** start SOURCE MATERIAL **
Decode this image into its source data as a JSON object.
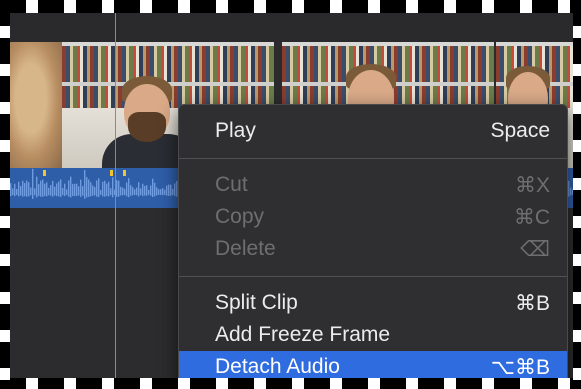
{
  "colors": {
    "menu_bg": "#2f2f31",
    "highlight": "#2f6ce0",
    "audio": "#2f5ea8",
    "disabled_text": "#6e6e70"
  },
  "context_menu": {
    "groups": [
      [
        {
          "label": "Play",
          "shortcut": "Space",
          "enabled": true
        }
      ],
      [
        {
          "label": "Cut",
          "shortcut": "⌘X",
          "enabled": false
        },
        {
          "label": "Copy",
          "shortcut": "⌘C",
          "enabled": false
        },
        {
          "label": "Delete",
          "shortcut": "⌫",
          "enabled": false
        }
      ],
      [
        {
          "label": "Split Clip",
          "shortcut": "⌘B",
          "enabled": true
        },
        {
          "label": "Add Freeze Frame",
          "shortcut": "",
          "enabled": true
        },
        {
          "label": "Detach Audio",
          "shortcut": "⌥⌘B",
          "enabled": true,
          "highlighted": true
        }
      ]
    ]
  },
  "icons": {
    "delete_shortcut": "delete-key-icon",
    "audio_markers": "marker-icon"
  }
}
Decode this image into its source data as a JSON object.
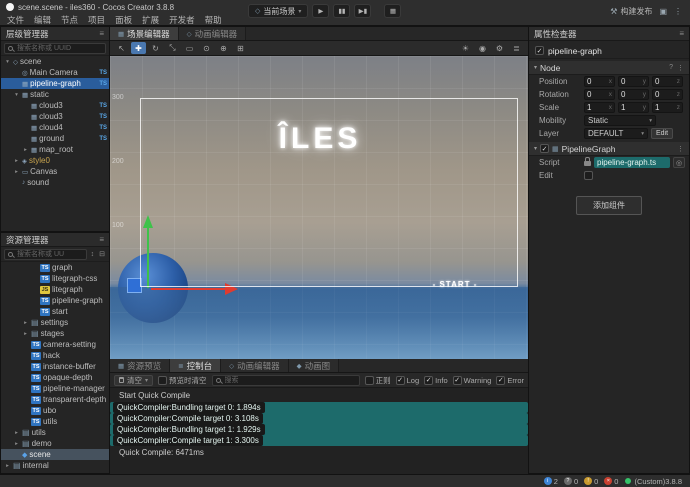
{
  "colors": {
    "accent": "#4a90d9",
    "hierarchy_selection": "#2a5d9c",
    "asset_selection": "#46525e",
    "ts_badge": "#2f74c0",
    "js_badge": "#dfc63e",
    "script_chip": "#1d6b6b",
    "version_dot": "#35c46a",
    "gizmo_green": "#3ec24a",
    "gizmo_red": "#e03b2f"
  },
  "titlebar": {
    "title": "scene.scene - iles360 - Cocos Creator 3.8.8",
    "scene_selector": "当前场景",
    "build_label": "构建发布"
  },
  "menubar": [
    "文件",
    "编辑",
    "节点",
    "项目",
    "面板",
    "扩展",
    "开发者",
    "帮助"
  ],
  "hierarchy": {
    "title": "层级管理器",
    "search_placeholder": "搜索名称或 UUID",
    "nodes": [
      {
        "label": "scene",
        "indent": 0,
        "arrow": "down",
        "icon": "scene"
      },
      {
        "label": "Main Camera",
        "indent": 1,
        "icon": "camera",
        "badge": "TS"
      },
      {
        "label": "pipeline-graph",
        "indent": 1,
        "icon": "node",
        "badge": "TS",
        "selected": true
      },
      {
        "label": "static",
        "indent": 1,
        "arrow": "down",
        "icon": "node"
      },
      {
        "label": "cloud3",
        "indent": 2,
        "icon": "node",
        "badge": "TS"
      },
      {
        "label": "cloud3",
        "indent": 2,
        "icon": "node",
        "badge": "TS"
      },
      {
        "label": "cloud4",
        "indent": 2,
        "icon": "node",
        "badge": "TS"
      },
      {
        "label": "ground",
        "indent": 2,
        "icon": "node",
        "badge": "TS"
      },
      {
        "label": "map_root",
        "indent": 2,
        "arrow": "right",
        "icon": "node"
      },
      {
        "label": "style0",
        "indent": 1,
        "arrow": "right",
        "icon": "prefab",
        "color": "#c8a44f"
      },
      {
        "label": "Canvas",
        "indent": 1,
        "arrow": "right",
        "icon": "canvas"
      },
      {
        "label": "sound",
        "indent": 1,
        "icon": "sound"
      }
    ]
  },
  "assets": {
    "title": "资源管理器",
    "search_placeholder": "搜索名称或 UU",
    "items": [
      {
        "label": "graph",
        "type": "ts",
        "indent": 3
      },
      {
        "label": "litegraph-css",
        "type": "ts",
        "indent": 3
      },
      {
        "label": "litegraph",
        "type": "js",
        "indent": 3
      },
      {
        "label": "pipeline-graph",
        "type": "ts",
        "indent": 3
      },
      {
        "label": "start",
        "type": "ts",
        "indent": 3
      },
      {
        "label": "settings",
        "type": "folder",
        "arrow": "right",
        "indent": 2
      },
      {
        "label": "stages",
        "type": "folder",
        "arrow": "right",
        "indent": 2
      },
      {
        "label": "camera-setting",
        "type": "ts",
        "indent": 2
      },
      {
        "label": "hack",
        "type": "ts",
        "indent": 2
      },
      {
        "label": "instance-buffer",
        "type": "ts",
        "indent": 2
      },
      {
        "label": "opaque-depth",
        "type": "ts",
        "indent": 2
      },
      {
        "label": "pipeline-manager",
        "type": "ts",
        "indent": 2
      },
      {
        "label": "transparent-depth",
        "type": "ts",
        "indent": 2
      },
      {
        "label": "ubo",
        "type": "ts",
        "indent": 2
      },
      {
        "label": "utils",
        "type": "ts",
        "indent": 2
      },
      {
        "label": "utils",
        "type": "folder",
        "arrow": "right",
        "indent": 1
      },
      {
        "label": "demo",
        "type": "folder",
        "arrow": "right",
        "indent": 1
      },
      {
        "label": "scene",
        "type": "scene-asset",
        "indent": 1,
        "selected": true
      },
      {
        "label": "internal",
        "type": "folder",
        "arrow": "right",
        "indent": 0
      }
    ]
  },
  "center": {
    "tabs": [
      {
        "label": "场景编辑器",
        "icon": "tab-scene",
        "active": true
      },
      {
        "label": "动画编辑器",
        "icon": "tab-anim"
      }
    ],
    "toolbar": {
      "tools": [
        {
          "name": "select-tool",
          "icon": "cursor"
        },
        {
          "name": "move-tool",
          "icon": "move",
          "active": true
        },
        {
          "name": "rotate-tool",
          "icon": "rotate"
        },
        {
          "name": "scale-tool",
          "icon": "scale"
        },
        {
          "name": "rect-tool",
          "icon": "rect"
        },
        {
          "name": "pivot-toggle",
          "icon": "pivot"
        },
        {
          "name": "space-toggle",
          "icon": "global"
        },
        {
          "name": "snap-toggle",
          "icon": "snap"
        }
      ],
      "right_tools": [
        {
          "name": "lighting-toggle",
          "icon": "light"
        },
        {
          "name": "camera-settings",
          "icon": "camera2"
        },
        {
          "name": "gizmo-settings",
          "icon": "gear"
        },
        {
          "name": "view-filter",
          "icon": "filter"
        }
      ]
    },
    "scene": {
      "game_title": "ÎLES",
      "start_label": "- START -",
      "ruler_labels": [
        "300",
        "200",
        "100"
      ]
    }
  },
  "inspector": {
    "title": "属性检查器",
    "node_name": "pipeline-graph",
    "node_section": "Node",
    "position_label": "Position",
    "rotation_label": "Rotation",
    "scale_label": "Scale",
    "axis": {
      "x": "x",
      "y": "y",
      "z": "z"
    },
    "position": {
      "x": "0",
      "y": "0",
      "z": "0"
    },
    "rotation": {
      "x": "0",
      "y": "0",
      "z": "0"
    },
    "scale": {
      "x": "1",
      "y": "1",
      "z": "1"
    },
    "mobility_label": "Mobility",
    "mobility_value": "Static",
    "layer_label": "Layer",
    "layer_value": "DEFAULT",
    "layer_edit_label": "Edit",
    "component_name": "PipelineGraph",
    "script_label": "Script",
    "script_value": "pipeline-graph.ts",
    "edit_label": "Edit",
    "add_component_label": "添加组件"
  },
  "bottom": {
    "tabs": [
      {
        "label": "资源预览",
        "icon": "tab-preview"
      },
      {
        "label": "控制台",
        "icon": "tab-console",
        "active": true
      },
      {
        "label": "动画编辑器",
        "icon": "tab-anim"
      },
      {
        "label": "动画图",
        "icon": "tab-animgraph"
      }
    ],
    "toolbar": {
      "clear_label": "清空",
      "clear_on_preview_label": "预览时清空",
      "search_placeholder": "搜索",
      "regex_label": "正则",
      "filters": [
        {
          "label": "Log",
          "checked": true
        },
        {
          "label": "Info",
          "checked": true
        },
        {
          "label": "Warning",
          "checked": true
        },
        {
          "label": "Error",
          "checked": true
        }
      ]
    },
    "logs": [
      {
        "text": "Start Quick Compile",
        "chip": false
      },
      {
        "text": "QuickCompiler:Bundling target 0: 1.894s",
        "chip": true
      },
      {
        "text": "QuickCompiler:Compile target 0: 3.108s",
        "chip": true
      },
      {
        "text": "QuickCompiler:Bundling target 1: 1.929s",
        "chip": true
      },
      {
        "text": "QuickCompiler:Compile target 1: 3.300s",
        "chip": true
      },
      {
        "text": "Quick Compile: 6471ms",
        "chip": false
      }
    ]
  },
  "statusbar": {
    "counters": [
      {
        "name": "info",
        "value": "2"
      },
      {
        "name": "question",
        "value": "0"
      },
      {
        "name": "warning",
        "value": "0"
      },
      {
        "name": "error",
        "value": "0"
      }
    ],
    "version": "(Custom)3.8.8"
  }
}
** end SOURCE MATERIAL **
## OBJECTIVE
Using the listing above, pull out all lines that hold the word "depth".

## SOLUTION FOR THIS EXERCISE
        "label": "opaque-depth",
        "label": "transparent-depth",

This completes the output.